Direction | Show all lines from the data that include the word "Number".
** Start of Exercise inputs **
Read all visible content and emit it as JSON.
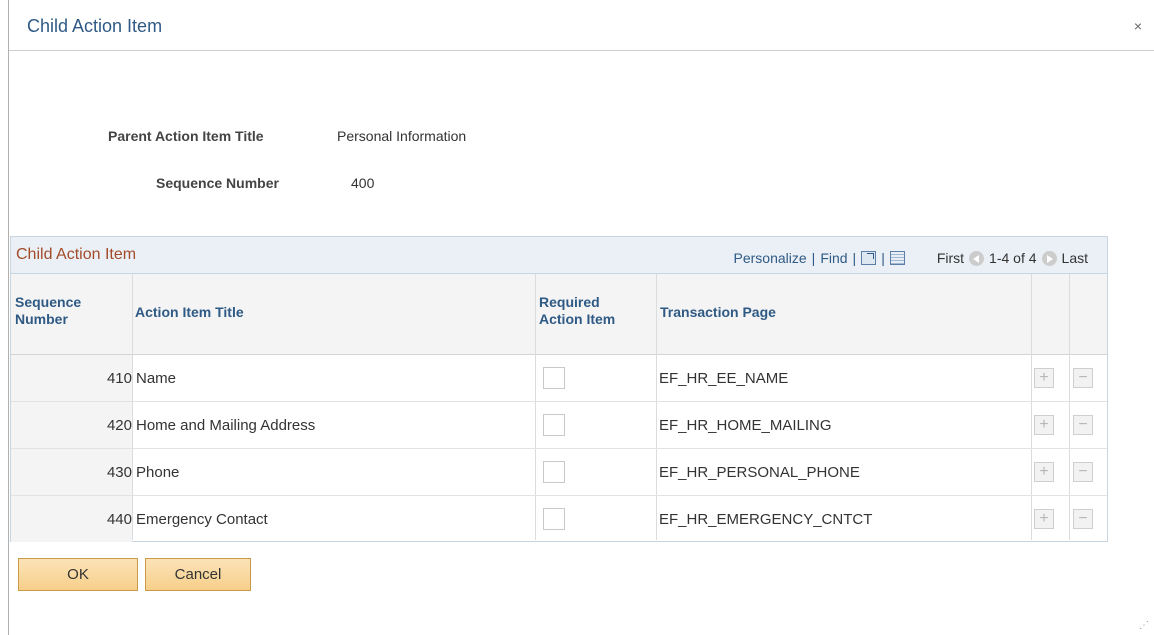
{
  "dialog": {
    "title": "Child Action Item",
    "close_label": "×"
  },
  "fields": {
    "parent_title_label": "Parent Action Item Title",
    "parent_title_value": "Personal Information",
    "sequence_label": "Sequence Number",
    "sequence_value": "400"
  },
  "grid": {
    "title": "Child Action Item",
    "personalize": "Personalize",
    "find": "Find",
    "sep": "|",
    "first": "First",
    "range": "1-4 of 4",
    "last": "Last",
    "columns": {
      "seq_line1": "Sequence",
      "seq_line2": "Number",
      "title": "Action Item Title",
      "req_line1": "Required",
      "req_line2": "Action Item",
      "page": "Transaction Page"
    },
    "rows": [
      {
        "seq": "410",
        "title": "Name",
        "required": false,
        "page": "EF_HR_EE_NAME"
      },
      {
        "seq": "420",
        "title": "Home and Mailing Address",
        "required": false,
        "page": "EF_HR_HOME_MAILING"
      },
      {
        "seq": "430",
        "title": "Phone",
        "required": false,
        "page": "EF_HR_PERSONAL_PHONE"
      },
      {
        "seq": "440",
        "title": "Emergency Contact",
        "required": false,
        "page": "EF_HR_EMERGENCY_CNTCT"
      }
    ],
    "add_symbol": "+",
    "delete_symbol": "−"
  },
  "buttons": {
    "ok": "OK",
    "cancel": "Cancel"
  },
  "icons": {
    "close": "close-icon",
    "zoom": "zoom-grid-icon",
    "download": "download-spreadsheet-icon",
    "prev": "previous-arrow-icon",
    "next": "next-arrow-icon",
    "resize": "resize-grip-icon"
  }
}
** End of Exercise inputs **
** Start of Exercise inputs **
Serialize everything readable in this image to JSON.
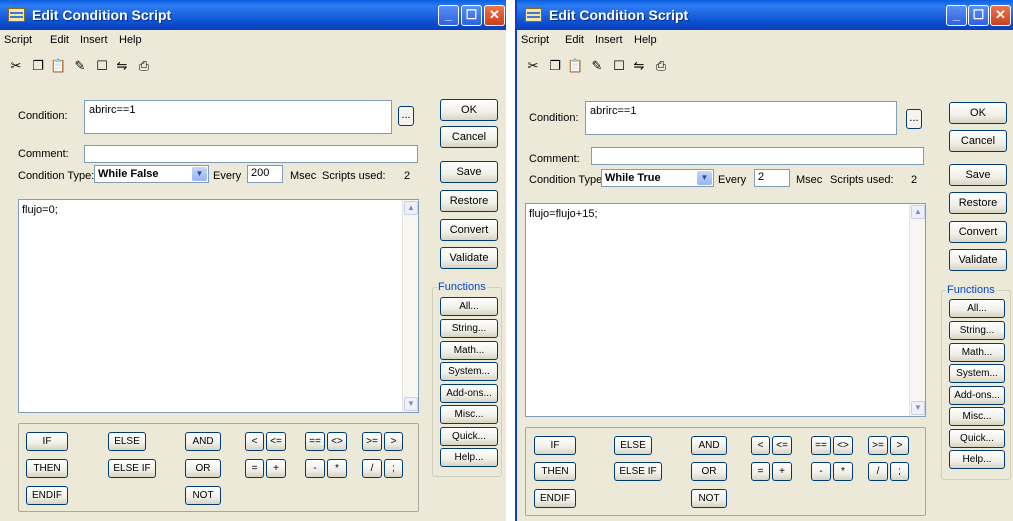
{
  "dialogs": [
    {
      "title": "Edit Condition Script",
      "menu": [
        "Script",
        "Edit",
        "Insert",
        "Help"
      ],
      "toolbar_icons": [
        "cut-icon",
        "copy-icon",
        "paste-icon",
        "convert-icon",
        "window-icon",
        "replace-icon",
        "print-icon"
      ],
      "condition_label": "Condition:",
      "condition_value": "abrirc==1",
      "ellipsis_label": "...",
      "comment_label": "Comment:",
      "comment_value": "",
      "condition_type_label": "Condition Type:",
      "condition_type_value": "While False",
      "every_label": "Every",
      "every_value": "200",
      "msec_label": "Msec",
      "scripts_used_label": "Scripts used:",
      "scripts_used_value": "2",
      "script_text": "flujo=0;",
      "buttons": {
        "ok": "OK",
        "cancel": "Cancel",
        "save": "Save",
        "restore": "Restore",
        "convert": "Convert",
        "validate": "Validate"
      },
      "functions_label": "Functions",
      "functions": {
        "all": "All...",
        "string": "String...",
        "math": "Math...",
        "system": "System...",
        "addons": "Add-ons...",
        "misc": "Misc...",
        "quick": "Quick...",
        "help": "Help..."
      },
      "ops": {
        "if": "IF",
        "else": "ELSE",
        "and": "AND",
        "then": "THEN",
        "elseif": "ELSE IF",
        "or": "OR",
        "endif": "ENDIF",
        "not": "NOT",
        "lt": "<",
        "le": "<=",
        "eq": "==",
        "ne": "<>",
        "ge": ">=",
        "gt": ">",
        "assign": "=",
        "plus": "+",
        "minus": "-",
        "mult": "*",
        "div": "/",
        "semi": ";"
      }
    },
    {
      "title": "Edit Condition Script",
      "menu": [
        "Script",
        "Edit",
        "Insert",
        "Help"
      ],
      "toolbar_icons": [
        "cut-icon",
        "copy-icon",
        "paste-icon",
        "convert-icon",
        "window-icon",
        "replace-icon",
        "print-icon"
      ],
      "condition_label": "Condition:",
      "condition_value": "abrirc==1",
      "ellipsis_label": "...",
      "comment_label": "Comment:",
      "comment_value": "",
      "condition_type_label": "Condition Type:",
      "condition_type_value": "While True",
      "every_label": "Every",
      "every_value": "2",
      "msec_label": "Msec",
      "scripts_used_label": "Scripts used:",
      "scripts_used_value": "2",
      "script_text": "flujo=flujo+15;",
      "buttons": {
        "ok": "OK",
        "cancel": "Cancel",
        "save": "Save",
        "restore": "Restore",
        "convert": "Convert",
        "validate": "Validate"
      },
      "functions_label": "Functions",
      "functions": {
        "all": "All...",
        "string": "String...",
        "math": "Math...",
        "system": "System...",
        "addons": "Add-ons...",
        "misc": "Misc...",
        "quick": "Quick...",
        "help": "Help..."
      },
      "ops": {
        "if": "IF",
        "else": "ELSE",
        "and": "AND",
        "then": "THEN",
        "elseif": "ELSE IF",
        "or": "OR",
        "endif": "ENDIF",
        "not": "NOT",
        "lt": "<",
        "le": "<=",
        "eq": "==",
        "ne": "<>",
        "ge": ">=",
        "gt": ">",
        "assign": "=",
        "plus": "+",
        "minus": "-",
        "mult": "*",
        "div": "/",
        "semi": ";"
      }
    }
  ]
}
** End of Exercise inputs **
** Start of Exercise inputs **
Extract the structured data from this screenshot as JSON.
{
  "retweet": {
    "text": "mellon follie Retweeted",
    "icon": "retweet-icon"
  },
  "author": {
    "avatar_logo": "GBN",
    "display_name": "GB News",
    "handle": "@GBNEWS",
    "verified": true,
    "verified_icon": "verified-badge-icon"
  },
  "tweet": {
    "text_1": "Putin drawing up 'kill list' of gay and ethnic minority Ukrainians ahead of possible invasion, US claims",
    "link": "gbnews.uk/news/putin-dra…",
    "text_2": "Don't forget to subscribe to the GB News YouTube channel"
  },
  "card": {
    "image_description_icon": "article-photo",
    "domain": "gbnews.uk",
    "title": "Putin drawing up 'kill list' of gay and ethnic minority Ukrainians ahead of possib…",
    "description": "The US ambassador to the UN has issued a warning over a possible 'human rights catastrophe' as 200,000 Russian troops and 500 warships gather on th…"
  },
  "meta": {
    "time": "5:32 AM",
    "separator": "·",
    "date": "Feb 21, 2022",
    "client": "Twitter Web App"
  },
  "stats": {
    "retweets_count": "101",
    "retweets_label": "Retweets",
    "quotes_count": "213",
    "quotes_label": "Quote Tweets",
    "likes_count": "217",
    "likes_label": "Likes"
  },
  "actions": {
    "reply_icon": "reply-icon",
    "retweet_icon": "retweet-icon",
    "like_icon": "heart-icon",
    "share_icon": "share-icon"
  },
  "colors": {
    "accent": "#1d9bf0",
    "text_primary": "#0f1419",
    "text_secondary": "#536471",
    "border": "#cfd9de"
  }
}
** End of Exercise inputs **
Task result |
    "sequence_label": "Sequence Number",
      "seq_line2": "Number",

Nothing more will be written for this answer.